- [Directive]:
Please quote every line word for word.
--- Start of Entries ---
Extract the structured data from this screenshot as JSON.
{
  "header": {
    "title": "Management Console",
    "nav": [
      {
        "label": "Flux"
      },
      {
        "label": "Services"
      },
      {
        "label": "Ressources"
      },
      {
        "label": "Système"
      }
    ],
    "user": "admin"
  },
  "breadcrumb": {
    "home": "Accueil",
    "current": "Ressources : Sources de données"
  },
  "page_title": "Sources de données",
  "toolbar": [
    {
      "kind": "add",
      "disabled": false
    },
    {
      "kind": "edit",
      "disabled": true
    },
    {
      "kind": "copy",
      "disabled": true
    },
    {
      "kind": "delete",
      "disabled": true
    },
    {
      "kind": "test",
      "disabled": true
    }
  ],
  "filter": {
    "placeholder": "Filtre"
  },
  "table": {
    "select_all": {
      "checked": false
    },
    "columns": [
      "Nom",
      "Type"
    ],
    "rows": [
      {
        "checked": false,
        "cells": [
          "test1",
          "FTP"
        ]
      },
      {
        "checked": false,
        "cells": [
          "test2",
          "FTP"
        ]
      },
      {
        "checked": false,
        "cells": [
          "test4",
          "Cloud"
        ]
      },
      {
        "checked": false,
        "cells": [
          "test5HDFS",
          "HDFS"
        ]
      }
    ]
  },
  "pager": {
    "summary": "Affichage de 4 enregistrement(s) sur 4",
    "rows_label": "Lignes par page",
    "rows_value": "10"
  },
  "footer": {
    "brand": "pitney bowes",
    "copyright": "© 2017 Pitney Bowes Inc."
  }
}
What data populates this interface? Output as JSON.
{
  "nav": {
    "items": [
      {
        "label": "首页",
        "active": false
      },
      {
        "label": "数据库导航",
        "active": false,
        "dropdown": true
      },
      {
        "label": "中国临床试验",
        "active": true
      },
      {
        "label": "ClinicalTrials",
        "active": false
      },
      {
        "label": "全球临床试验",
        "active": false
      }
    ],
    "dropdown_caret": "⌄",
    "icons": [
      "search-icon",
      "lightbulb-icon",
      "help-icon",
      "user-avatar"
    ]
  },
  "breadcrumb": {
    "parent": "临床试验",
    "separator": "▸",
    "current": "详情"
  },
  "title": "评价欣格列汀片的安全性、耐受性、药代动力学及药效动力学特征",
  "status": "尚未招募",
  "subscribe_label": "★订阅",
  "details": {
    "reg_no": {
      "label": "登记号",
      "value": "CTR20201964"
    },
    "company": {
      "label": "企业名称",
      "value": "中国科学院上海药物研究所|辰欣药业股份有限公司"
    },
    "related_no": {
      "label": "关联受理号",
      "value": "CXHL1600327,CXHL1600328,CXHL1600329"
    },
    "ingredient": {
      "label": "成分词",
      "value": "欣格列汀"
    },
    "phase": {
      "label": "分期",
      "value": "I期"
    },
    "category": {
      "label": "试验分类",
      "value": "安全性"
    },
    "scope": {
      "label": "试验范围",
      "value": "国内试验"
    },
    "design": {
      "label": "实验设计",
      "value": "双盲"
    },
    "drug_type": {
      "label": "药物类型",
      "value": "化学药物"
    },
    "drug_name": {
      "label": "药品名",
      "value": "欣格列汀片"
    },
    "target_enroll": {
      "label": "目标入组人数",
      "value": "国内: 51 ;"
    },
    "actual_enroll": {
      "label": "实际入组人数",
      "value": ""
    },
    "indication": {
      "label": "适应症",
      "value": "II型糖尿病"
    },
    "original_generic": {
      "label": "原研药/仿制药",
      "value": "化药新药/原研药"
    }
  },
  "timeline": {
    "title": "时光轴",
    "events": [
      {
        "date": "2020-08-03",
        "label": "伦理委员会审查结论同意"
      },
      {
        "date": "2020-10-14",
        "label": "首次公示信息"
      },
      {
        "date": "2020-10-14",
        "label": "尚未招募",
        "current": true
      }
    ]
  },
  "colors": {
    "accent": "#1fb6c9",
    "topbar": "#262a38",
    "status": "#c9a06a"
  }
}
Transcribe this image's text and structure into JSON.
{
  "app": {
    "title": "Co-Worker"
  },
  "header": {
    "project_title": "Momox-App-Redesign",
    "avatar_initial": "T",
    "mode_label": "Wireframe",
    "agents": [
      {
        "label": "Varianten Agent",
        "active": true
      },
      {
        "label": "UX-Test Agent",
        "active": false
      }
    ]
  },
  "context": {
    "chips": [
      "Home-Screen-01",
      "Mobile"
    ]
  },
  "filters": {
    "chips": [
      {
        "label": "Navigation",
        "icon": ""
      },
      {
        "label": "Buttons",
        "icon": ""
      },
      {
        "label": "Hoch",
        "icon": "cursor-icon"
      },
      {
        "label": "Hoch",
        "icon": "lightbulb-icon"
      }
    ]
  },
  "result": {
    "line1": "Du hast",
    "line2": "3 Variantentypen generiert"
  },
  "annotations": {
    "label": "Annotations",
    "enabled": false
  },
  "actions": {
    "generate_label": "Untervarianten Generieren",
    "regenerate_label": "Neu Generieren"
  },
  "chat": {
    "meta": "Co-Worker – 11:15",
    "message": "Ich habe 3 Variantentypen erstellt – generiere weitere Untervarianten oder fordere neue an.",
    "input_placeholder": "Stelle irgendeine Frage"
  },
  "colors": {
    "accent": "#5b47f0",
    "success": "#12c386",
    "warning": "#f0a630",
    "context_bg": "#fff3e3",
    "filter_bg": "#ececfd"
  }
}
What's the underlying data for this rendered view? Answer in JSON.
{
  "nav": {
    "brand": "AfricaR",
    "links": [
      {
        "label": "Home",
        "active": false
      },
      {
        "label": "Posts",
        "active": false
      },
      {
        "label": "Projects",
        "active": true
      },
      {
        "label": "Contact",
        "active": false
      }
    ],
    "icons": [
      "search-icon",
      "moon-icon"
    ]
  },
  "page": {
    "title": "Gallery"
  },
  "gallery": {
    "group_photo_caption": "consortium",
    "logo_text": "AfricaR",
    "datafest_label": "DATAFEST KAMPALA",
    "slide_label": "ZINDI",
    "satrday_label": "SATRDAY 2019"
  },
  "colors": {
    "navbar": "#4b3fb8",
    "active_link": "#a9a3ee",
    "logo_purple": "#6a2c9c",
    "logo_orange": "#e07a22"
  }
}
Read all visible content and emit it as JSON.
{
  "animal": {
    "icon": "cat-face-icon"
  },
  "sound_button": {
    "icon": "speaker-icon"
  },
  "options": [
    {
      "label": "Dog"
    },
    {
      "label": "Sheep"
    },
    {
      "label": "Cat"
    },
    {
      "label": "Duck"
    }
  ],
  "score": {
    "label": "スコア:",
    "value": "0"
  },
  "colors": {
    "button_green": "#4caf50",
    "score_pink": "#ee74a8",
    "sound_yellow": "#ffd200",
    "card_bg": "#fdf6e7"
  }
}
--- End of Entries ---
- [Answer to the problem]:
Extract the structured data from this screenshot as JSON.
{
  "header": {
    "title": "Management Console",
    "nav": [
      {
        "label": "Flux"
      },
      {
        "label": "Services"
      },
      {
        "label": "Ressources"
      },
      {
        "label": "Système"
      }
    ],
    "user": "admin"
  },
  "breadcrumb": {
    "home": "Accueil",
    "current": "Ressources : Sources de données"
  },
  "page_title": "Sources de données",
  "toolbar": [
    {
      "kind": "add",
      "disabled": false
    },
    {
      "kind": "edit",
      "disabled": true
    },
    {
      "kind": "copy",
      "disabled": true
    },
    {
      "kind": "delete",
      "disabled": true
    },
    {
      "kind": "test",
      "disabled": true
    }
  ],
  "filter": {
    "placeholder": "Filtre"
  },
  "table": {
    "select_all": {
      "checked": false
    },
    "columns": [
      "Nom",
      "Type"
    ],
    "rows": [
      {
        "checked": false,
        "cells": [
          "test1",
          "FTP"
        ]
      },
      {
        "checked": false,
        "cells": [
          "test2",
          "FTP"
        ]
      },
      {
        "checked": false,
        "cells": [
          "test4",
          "Cloud"
        ]
      },
      {
        "checked": false,
        "cells": [
          "test5HDFS",
          "HDFS"
        ]
      }
    ]
  },
  "pager": {
    "summary": "Affichage de 4 enregistrement(s) sur 4",
    "rows_label": "Lignes par page",
    "rows_value": "10"
  },
  "footer": {
    "brand": "pitney bowes",
    "copyright": "© 2017 Pitney Bowes Inc."
  }
}
What data populates this interface? Output as JSON.
{
  "nav": {
    "items": [
      {
        "label": "首页",
        "active": false
      },
      {
        "label": "数据库导航",
        "active": false,
        "dropdown": true
      },
      {
        "label": "中国临床试验",
        "active": true
      },
      {
        "label": "ClinicalTrials",
        "active": false
      },
      {
        "label": "全球临床试验",
        "active": false
      }
    ],
    "dropdown_caret": "⌄",
    "icons": [
      "search-icon",
      "lightbulb-icon",
      "help-icon",
      "user-avatar"
    ]
  },
  "breadcrumb": {
    "parent": "临床试验",
    "separator": "▸",
    "current": "详情"
  },
  "title": "评价欣格列汀片的安全性、耐受性、药代动力学及药效动力学特征",
  "status": "尚未招募",
  "subscribe_label": "★订阅",
  "details": {
    "reg_no": {
      "label": "登记号",
      "value": "CTR20201964"
    },
    "company": {
      "label": "企业名称",
      "value": "中国科学院上海药物研究所|辰欣药业股份有限公司"
    },
    "related_no": {
      "label": "关联受理号",
      "value": "CXHL1600327,CXHL1600328,CXHL1600329"
    },
    "ingredient": {
      "label": "成分词",
      "value": "欣格列汀"
    },
    "phase": {
      "label": "分期",
      "value": "I期"
    },
    "category": {
      "label": "试验分类",
      "value": "安全性"
    },
    "scope": {
      "label": "试验范围",
      "value": "国内试验"
    },
    "design": {
      "label": "实验设计",
      "value": "双盲"
    },
    "drug_type": {
      "label": "药物类型",
      "value": "化学药物"
    },
    "drug_name": {
      "label": "药品名",
      "value": "欣格列汀片"
    },
    "target_enroll": {
      "label": "目标入组人数",
      "value": "国内: 51 ;"
    },
    "actual_enroll": {
      "label": "实际入组人数",
      "value": ""
    },
    "indication": {
      "label": "适应症",
      "value": "II型糖尿病"
    },
    "original_generic": {
      "label": "原研药/仿制药",
      "value": "化药新药/原研药"
    }
  },
  "timeline": {
    "title": "时光轴",
    "events": [
      {
        "date": "2020-08-03",
        "label": "伦理委员会审查结论同意"
      },
      {
        "date": "2020-10-14",
        "label": "首次公示信息"
      },
      {
        "date": "2020-10-14",
        "label": "尚未招募",
        "current": true
      }
    ]
  },
  "colors": {
    "accent": "#1fb6c9",
    "topbar": "#262a38",
    "status": "#c9a06a"
  }
}
Transcribe this image's text and structure into JSON.
{
  "app": {
    "title": "Co-Worker"
  },
  "header": {
    "project_title": "Momox-App-Redesign",
    "avatar_initial": "T",
    "mode_label": "Wireframe",
    "agents": [
      {
        "label": "Varianten Agent",
        "active": true
      },
      {
        "label": "UX-Test Agent",
        "active": false
      }
    ]
  },
  "context": {
    "chips": [
      "Home-Screen-01",
      "Mobile"
    ]
  },
  "filters": {
    "chips": [
      {
        "label": "Navigation",
        "icon": ""
      },
      {
        "label": "Buttons",
        "icon": ""
      },
      {
        "label": "Hoch",
        "icon": "cursor-icon"
      },
      {
        "label": "Hoch",
        "icon": "lightbulb-icon"
      }
    ]
  },
  "result": {
    "line1": "Du hast",
    "line2": "3 Variantentypen generiert"
  },
  "annotations": {
    "label": "Annotations",
    "enabled": false
  },
  "actions": {
    "generate_label": "Untervarianten Generieren",
    "regenerate_label": "Neu Generieren"
  },
  "chat": {
    "meta": "Co-Worker – 11:15",
    "message": "Ich habe 3 Variantentypen erstellt – generiere weitere Untervarianten oder fordere neue an.",
    "input_placeholder": "Stelle irgendeine Frage"
  },
  "colors": {
    "accent": "#5b47f0",
    "success": "#12c386",
    "warning": "#f0a630",
    "context_bg": "#fff3e3",
    "filter_bg": "#ececfd"
  }
}
What's the underlying data for this rendered view? Answer in JSON.
{
  "nav": {
    "brand": "AfricaR",
    "links": [
      {
        "label": "Home",
        "active": false
      },
      {
        "label": "Posts",
        "active": false
      },
      {
        "label": "Projects",
        "active": true
      },
      {
        "label": "Contact",
        "active": false
      }
    ],
    "icons": [
      "search-icon",
      "moon-icon"
    ]
  },
  "page": {
    "title": "Gallery"
  },
  "gallery": {
    "group_photo_caption": "consortium",
    "logo_text": "AfricaR",
    "datafest_label": "DATAFEST KAMPALA",
    "slide_label": "ZINDI",
    "satrday_label": "SATRDAY 2019"
  },
  "colors": {
    "navbar": "#4b3fb8",
    "active_link": "#a9a3ee",
    "logo_purple": "#6a2c9c",
    "logo_orange": "#e07a22"
  }
}
Read all visible content and emit it as JSON.
{
  "animal": {
    "icon": "cat-face-icon"
  },
  "sound_button": {
    "icon": "speaker-icon"
  },
  "options": [
    {
      "label": "Dog"
    },
    {
      "label": "Sheep"
    },
    {
      "label": "Cat"
    },
    {
      "label": "Duck"
    }
  ],
  "score": {
    "label": "スコア:",
    "value": "0"
  },
  "colors": {
    "button_green": "#4caf50",
    "score_pink": "#ee74a8",
    "sound_yellow": "#ffd200",
    "card_bg": "#fdf6e7"
  }
}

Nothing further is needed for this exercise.